[Stored entries]
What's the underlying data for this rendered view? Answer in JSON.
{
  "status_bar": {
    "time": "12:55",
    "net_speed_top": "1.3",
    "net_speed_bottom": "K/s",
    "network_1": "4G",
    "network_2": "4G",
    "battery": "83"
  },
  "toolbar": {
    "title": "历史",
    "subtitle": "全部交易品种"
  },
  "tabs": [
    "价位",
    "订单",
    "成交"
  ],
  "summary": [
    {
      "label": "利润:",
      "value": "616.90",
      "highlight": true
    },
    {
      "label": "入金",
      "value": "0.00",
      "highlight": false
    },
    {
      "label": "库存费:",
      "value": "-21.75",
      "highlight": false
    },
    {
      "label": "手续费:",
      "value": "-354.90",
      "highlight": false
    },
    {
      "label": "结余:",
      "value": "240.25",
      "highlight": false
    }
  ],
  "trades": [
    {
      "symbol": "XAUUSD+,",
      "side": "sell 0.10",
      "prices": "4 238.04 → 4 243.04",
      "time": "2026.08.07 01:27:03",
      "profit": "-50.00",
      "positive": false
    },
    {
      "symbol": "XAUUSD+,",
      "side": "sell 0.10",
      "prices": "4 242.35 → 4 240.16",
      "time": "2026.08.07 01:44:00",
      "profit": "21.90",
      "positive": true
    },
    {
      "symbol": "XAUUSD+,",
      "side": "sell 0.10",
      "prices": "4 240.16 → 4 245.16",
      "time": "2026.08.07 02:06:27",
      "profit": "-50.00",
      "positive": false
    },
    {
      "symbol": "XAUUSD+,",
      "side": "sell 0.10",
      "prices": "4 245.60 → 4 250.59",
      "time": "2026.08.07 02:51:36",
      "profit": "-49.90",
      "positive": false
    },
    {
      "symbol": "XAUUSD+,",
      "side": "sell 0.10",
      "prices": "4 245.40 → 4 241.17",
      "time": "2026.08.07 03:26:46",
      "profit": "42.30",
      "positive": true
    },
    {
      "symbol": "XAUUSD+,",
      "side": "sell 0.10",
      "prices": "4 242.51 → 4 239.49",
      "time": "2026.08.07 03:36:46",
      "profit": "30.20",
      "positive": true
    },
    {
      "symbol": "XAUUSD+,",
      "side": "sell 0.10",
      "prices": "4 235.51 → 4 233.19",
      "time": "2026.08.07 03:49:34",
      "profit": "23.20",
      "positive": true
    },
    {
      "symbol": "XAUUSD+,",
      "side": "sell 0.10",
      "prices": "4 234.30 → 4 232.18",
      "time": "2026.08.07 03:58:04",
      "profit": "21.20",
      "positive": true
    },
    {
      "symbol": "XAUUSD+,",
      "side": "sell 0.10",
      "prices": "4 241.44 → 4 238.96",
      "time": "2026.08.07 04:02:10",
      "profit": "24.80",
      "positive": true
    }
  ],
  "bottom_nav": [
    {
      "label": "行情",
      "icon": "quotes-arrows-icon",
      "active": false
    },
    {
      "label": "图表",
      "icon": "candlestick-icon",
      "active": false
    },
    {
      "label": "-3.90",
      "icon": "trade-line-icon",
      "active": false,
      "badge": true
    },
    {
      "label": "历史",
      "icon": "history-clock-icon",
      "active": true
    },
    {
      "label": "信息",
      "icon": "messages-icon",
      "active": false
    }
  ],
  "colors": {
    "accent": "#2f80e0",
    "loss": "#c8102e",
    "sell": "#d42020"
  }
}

What you have to do: Return all of the above records exactly, leaving no line out.

Exercise solution:
What's the underlying data for this rendered view? Answer in JSON.
{
  "status_bar": {
    "time": "12:55",
    "net_speed_top": "1.3",
    "net_speed_bottom": "K/s",
    "network_1": "4G",
    "network_2": "4G",
    "battery": "83"
  },
  "toolbar": {
    "title": "历史",
    "subtitle": "全部交易品种"
  },
  "tabs": [
    "价位",
    "订单",
    "成交"
  ],
  "summary": [
    {
      "label": "利润:",
      "value": "616.90",
      "highlight": true
    },
    {
      "label": "入金",
      "value": "0.00",
      "highlight": false
    },
    {
      "label": "库存费:",
      "value": "-21.75",
      "highlight": false
    },
    {
      "label": "手续费:",
      "value": "-354.90",
      "highlight": false
    },
    {
      "label": "结余:",
      "value": "240.25",
      "highlight": false
    }
  ],
  "trades": [
    {
      "symbol": "XAUUSD+,",
      "side": "sell 0.10",
      "prices": "4 238.04 → 4 243.04",
      "time": "2026.08.07 01:27:03",
      "profit": "-50.00",
      "positive": false
    },
    {
      "symbol": "XAUUSD+,",
      "side": "sell 0.10",
      "prices": "4 242.35 → 4 240.16",
      "time": "2026.08.07 01:44:00",
      "profit": "21.90",
      "positive": true
    },
    {
      "symbol": "XAUUSD+,",
      "side": "sell 0.10",
      "prices": "4 240.16 → 4 245.16",
      "time": "2026.08.07 02:06:27",
      "profit": "-50.00",
      "positive": false
    },
    {
      "symbol": "XAUUSD+,",
      "side": "sell 0.10",
      "prices": "4 245.60 → 4 250.59",
      "time": "2026.08.07 02:51:36",
      "profit": "-49.90",
      "positive": false
    },
    {
      "symbol": "XAUUSD+,",
      "side": "sell 0.10",
      "prices": "4 245.40 → 4 241.17",
      "time": "2026.08.07 03:26:46",
      "profit": "42.30",
      "positive": true
    },
    {
      "symbol": "XAUUSD+,",
      "side": "sell 0.10",
      "prices": "4 242.51 → 4 239.49",
      "time": "2026.08.07 03:36:46",
      "profit": "30.20",
      "positive": true
    },
    {
      "symbol": "XAUUSD+,",
      "side": "sell 0.10",
      "prices": "4 235.51 → 4 233.19",
      "time": "2026.08.07 03:49:34",
      "profit": "23.20",
      "positive": true
    },
    {
      "symbol": "XAUUSD+,",
      "side": "sell 0.10",
      "prices": "4 234.30 → 4 232.18",
      "time": "2026.08.07 03:58:04",
      "profit": "21.20",
      "positive": true
    },
    {
      "symbol": "XAUUSD+,",
      "side": "sell 0.10",
      "prices": "4 241.44 → 4 238.96",
      "time": "2026.08.07 04:02:10",
      "profit": "24.80",
      "positive": true
    }
  ],
  "bottom_nav": [
    {
      "label": "行情",
      "icon": "quotes-arrows-icon",
      "active": false
    },
    {
      "label": "图表",
      "icon": "candlestick-icon",
      "active": false
    },
    {
      "label": "-3.90",
      "icon": "trade-line-icon",
      "active": false,
      "badge": true
    },
    {
      "label": "历史",
      "icon": "history-clock-icon",
      "active": true
    },
    {
      "label": "信息",
      "icon": "messages-icon",
      "active": false
    }
  ],
  "colors": {
    "accent": "#2f80e0",
    "loss": "#c8102e",
    "sell": "#d42020"
  }
}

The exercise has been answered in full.